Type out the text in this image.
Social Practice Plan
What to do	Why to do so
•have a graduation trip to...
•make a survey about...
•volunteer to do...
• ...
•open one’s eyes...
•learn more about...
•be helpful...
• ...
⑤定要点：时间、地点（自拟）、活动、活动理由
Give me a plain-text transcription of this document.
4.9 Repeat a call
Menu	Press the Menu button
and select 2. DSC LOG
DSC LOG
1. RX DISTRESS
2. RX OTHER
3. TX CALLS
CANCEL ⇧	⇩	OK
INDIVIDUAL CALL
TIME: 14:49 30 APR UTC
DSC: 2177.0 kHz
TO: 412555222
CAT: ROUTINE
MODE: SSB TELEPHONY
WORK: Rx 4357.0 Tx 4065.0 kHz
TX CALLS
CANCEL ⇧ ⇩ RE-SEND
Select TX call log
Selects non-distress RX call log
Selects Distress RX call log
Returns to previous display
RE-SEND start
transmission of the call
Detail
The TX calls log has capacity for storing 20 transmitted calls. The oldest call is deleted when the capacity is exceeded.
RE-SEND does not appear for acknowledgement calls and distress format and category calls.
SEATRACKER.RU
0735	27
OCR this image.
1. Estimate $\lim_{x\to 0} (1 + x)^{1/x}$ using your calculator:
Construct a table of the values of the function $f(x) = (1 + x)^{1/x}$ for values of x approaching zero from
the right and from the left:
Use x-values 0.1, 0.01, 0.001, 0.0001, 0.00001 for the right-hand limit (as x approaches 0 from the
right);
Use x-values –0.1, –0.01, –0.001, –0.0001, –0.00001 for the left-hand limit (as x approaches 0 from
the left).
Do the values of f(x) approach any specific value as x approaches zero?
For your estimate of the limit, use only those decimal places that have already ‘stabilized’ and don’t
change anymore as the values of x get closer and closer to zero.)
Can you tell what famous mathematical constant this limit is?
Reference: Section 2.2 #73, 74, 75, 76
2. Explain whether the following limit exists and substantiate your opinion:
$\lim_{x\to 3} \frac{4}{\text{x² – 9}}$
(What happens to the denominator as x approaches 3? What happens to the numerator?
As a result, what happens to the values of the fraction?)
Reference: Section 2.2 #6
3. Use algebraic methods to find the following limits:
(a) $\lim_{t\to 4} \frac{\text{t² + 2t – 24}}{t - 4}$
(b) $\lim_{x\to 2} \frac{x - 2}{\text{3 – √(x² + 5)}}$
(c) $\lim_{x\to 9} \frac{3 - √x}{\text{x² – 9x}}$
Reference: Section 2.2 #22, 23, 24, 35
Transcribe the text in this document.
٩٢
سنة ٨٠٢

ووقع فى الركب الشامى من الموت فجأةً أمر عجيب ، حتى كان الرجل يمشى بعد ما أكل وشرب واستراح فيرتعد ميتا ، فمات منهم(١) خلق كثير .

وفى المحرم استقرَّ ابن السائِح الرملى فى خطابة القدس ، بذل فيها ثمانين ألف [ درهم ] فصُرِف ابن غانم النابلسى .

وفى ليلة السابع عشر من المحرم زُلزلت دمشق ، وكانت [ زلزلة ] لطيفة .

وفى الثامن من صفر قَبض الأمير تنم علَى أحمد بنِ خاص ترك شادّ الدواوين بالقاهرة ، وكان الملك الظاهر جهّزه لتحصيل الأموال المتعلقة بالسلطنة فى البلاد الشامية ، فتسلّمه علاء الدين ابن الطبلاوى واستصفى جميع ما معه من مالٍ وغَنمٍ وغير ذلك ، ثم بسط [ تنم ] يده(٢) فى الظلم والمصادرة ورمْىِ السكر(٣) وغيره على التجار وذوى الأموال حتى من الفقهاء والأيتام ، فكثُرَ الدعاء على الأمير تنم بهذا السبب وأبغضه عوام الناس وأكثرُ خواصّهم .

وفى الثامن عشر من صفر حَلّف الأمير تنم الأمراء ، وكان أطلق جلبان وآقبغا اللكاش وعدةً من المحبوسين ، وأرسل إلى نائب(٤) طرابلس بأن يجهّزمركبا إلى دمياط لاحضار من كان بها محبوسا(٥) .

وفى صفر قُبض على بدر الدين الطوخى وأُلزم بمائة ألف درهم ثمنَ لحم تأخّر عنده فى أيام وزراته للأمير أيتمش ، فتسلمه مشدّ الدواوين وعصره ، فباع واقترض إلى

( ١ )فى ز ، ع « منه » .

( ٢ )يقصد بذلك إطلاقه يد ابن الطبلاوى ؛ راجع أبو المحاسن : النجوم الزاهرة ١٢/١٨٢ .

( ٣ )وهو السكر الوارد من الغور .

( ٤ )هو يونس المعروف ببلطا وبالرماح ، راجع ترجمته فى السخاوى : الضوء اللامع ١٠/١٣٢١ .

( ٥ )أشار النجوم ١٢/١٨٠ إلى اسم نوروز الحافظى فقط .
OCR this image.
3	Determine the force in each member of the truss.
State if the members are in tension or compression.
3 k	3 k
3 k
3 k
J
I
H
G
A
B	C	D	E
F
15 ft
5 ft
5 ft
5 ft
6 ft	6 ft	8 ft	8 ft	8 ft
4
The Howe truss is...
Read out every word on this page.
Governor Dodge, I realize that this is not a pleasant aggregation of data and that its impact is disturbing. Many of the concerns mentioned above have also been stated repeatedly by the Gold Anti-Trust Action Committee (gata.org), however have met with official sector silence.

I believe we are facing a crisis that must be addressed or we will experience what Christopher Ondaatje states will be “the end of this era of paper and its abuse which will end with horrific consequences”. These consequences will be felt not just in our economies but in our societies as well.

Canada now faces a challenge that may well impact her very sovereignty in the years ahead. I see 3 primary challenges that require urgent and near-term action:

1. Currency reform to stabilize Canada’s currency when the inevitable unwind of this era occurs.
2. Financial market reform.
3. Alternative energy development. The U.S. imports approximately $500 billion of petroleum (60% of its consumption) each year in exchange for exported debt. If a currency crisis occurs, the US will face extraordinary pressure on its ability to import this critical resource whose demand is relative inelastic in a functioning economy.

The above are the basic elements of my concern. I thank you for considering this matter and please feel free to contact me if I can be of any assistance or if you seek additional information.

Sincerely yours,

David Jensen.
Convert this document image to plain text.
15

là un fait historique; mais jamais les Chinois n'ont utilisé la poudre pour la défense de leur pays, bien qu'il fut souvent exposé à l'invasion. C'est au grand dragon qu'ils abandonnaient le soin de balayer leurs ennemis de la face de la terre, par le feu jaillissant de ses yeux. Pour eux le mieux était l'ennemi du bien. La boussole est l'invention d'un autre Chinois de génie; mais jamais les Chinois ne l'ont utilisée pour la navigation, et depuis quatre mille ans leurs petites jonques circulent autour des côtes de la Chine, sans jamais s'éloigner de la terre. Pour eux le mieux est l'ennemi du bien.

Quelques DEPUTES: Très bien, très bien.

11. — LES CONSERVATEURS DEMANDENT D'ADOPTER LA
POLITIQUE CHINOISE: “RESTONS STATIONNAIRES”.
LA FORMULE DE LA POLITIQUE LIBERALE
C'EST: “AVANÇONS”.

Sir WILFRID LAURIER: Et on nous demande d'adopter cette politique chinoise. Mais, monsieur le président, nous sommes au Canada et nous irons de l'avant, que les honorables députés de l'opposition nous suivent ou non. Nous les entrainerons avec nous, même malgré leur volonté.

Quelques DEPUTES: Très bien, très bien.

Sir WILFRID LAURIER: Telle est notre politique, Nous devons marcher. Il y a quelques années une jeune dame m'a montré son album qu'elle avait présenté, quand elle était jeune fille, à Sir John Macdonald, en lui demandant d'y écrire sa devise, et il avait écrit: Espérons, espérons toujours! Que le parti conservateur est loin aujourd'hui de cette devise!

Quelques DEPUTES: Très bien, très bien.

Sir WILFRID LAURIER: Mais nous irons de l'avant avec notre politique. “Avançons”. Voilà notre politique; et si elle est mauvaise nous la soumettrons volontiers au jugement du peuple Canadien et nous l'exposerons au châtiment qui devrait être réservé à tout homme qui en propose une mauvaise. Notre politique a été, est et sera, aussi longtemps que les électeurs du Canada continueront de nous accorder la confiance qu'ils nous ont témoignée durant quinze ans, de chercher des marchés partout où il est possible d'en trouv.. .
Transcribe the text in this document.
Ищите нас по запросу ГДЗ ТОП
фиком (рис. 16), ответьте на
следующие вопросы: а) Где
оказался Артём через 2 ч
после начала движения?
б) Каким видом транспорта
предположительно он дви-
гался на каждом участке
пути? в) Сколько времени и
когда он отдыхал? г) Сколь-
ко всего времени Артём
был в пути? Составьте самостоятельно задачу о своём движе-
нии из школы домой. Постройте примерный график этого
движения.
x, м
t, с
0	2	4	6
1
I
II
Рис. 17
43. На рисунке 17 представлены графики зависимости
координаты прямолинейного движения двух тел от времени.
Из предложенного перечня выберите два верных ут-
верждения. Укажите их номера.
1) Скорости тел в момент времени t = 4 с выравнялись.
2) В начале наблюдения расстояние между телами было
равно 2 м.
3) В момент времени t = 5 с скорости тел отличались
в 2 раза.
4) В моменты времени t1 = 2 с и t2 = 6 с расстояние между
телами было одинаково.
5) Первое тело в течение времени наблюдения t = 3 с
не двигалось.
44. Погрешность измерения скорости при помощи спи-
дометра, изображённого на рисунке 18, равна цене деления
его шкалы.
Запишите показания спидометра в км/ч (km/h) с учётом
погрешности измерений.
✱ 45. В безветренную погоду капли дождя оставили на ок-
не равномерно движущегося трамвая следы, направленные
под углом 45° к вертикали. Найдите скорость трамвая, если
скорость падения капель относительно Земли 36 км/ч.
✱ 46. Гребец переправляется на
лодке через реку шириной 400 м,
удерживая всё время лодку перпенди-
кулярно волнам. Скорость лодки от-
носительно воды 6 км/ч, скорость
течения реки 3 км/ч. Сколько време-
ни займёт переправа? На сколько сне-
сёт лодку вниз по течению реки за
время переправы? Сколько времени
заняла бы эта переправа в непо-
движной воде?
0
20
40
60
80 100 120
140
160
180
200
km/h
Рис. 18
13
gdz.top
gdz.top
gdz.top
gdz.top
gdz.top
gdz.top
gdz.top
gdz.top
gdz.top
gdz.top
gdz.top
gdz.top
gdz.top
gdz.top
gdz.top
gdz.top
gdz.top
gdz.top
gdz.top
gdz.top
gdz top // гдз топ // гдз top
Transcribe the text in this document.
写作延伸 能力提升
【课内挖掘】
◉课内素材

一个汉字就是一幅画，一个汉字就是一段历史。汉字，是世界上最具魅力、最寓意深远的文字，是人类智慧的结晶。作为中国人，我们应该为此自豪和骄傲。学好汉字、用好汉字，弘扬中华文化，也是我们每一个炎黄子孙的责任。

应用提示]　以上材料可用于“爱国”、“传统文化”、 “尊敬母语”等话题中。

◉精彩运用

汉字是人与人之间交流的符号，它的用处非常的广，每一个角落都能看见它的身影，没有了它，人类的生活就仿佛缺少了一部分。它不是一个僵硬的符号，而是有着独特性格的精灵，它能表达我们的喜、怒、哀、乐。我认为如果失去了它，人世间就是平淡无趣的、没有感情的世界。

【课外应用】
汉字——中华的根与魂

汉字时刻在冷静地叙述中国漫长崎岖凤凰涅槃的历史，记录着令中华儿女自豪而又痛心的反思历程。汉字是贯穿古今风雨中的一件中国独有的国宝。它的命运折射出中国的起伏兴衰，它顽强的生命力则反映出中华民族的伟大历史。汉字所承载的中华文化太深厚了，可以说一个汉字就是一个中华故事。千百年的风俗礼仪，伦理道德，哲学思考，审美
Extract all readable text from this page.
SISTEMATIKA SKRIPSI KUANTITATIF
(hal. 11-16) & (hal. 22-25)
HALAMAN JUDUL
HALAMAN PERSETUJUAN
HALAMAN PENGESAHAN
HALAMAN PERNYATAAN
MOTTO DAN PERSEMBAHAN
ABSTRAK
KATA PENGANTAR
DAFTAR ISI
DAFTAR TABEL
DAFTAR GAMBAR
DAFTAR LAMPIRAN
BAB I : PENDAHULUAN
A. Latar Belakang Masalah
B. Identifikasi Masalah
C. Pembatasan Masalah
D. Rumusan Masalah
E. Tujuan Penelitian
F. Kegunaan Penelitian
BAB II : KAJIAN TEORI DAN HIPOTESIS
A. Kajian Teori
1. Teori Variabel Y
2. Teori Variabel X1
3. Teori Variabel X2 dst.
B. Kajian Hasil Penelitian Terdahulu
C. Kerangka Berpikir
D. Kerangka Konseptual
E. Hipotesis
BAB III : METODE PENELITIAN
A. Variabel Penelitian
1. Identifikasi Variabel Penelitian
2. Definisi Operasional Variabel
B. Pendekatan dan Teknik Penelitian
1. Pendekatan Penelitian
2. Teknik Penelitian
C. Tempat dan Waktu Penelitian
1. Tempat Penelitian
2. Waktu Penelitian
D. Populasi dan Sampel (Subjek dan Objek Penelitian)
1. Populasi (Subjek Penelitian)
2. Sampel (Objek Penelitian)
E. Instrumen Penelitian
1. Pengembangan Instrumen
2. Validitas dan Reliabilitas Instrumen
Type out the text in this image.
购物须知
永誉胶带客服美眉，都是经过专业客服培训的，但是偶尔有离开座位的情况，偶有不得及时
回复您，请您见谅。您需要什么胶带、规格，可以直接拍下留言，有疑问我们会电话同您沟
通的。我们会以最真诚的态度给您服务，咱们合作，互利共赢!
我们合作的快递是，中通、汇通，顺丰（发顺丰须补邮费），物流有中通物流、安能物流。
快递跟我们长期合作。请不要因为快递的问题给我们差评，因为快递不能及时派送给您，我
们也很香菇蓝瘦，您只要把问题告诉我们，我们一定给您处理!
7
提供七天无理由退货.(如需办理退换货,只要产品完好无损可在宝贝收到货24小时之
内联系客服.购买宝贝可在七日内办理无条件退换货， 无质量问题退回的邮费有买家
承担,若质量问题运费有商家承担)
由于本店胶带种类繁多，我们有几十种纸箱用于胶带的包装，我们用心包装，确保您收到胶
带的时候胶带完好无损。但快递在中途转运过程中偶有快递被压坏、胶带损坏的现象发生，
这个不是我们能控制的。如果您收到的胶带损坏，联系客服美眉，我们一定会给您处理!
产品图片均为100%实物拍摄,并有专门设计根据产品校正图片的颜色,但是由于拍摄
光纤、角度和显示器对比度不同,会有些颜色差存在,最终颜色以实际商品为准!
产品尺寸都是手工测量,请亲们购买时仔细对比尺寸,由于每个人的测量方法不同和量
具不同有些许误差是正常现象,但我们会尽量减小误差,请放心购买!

## Exercise brief
Check each line above for "leur" and return the ones that have it.

## Task solution
là un fait historique; mais jamais les Chinois n'ont utilisé la poudre pour la défense de leur pays, bien qu'il fut souvent exposé à l'invasion. C'est au grand dragon qu'ils abandonnaient le soin de balayer leurs ennemis de la face de la terre, par le feu jaillissant de ses yeux. Pour eux le mieux était l'ennemi du bien. La boussole est l'invention d'un autre Chinois de génie; mais jamais les Chinois ne l'ont utilisée pour la navigation, et depuis quatre mille ans leurs petites jonques circulent autour des côtes de la Chine, sans jamais s'éloigner de la terre. Pour eux le mieux est l'ennemi du bien.
Sir WILFRID LAURIER: Et on nous demande d'adopter cette politique chinoise. Mais, monsieur le président, nous sommes au Canada et nous irons de l'avant, que les honorables députés de l'opposition nous suivent ou non. Nous les entrainerons avec nous, même malgré leur volonté.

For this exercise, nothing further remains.